### Written request
Find how many lines of the listing below include the word "JSON", then report the number by itself.
** begin Data entries **
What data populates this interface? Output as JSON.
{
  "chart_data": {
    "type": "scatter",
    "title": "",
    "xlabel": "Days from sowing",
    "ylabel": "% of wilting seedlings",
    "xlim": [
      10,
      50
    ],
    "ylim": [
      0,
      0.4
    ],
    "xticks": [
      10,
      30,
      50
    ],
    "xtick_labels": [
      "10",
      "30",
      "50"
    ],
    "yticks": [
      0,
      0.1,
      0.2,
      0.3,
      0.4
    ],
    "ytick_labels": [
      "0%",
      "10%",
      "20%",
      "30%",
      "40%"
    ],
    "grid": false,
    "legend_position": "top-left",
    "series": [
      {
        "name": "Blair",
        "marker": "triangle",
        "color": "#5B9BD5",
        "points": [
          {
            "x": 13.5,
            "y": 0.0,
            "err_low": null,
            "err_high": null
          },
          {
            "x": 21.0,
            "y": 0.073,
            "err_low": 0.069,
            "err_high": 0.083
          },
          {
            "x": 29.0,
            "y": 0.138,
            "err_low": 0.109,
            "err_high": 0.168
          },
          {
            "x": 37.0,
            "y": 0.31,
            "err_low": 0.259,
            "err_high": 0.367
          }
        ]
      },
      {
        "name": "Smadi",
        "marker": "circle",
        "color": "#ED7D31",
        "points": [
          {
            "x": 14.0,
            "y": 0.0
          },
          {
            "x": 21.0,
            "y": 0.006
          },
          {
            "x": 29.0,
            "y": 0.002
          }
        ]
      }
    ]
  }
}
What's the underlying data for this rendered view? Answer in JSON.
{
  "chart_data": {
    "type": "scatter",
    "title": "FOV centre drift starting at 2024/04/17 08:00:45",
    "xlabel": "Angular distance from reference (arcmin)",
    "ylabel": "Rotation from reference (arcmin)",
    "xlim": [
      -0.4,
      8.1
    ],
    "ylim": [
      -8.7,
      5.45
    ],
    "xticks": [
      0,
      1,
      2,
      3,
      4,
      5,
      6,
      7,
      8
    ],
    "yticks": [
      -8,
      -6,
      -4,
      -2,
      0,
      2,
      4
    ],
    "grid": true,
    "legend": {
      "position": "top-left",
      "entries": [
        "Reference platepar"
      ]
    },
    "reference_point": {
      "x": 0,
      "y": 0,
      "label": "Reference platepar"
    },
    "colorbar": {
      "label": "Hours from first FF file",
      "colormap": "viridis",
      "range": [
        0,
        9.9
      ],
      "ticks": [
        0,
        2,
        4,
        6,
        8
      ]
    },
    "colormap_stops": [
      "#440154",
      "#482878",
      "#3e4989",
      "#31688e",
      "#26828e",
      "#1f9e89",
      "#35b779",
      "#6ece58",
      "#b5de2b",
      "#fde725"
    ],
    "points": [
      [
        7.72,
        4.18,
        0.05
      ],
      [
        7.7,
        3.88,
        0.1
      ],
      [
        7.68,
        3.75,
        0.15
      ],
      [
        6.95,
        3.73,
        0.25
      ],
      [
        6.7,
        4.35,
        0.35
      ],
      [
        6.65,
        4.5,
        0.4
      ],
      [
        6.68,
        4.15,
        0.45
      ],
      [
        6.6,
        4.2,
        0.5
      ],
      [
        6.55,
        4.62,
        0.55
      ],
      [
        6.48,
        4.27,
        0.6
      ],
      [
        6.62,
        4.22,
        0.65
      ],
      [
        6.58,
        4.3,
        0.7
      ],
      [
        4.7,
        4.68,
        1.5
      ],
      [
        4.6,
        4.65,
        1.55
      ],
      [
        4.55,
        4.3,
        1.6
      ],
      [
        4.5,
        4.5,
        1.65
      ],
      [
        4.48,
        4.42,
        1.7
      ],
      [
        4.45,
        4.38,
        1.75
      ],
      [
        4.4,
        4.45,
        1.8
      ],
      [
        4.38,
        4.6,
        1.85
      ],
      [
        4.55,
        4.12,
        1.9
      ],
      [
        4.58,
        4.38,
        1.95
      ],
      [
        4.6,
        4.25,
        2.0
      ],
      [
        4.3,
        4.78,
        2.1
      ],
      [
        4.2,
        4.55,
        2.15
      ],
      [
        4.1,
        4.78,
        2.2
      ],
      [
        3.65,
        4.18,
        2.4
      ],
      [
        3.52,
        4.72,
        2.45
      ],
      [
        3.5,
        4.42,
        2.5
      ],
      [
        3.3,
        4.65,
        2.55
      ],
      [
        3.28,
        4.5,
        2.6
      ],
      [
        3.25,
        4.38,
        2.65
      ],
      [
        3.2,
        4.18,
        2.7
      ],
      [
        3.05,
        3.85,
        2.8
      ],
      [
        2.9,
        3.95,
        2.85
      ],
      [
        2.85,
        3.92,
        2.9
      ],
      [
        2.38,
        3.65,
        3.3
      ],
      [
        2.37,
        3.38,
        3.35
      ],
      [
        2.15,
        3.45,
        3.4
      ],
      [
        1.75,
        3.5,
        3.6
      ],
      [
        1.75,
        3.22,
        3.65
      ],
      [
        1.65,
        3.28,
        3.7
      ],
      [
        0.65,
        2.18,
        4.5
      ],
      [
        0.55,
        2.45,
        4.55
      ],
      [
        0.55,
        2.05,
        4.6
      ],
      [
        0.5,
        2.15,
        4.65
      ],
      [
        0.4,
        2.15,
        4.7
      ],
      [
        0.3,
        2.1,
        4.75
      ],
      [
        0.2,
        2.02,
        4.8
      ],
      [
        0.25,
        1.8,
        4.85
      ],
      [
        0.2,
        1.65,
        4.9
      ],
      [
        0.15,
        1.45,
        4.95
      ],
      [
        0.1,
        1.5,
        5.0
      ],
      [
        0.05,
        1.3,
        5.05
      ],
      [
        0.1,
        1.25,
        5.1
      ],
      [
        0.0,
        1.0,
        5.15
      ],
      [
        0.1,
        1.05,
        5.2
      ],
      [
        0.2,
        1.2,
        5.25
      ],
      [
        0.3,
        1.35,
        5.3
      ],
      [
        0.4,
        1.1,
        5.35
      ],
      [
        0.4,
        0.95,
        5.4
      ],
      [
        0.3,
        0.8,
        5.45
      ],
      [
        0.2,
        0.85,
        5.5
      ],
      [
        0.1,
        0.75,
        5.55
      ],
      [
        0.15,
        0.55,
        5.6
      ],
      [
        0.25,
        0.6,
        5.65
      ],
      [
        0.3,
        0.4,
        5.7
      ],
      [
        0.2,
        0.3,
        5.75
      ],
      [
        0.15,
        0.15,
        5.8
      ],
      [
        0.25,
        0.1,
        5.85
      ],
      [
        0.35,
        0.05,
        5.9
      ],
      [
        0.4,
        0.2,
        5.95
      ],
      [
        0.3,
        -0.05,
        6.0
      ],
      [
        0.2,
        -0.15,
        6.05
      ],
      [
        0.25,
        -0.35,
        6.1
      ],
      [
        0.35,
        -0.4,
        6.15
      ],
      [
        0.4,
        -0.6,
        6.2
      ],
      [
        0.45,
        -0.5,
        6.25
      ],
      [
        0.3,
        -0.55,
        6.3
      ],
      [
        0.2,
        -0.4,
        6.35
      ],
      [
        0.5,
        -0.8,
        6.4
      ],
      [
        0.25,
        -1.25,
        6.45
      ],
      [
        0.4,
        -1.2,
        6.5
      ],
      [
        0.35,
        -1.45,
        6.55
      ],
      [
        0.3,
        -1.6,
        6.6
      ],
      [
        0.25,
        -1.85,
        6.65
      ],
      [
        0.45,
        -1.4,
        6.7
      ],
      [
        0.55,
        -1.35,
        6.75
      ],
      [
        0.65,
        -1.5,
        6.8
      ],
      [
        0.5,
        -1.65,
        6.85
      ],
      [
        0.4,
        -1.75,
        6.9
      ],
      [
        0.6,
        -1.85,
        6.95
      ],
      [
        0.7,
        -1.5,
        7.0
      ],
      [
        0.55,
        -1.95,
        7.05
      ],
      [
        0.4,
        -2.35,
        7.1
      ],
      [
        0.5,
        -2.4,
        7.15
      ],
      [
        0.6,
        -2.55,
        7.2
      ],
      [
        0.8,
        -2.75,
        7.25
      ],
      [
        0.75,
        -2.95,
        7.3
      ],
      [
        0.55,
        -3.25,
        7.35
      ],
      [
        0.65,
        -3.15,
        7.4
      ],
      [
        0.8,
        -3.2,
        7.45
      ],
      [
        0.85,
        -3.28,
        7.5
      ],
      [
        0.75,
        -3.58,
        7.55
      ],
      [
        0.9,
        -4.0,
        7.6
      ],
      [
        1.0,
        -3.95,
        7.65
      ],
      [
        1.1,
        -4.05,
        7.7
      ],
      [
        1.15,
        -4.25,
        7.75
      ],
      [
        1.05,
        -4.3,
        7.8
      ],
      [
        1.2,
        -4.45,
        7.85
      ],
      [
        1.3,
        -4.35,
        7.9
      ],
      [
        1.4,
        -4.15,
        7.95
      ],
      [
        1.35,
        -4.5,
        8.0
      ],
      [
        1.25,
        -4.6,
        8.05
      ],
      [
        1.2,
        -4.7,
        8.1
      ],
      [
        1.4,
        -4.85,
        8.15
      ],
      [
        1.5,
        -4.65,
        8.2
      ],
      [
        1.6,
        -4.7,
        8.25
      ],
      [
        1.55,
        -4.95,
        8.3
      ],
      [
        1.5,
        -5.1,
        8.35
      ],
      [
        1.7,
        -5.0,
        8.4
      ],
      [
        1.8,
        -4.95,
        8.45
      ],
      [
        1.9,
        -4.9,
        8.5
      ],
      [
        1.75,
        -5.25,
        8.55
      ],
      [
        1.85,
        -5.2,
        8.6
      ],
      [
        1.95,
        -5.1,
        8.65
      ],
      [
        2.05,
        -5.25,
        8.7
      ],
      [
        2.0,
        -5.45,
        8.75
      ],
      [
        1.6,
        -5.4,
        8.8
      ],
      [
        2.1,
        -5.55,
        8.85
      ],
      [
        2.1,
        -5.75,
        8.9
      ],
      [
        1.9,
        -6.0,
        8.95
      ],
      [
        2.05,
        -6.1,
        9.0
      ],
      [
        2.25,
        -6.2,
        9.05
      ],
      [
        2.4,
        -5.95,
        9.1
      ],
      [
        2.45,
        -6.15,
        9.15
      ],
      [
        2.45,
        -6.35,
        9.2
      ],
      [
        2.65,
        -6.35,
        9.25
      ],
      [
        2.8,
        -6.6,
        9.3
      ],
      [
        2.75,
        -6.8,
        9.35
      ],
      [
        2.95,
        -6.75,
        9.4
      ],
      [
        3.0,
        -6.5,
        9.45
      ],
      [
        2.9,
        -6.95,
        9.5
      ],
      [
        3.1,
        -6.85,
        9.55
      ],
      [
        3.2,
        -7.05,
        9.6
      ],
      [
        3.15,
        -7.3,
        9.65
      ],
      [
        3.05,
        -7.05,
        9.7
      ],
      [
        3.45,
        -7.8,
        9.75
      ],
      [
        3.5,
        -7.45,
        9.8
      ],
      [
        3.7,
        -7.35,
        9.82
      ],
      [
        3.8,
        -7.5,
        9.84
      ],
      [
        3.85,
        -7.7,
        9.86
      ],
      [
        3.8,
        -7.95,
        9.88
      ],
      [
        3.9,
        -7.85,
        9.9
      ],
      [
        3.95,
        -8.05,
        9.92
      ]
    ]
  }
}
** end Data entries **
### Answer for the task
2